• [ENTRIES PROVIDED]:
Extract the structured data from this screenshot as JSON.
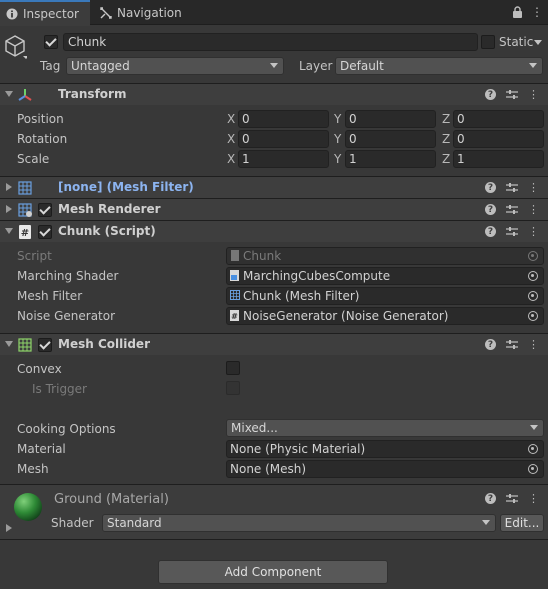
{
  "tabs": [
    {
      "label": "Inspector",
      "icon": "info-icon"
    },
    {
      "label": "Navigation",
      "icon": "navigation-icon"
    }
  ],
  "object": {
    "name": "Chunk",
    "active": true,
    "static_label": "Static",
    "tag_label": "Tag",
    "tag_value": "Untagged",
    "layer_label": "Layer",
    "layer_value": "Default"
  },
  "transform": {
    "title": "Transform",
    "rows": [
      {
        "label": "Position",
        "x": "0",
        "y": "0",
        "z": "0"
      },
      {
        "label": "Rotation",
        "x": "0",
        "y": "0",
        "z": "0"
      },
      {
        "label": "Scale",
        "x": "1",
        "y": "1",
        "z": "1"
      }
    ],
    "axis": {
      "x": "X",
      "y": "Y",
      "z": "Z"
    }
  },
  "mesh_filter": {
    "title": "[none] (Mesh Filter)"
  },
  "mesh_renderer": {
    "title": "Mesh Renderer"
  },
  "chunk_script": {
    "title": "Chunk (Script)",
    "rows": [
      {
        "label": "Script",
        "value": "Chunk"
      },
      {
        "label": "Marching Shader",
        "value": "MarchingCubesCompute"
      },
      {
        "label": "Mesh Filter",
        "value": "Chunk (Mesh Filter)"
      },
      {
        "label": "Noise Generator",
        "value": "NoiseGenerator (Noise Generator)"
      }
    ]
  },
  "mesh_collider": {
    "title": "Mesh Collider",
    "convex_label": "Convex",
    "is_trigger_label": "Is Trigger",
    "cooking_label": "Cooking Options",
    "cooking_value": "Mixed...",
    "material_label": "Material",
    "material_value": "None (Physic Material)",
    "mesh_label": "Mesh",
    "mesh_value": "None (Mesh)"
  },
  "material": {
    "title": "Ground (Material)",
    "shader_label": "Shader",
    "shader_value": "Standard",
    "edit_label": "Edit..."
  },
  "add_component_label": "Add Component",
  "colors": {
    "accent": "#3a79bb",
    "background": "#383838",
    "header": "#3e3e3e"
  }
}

• [WHAT YOU WILL DO]:
How many lines in the records above contain the word "icon"? Reply with the number and nothing more.

• [WRITTEN ANSWER]:
2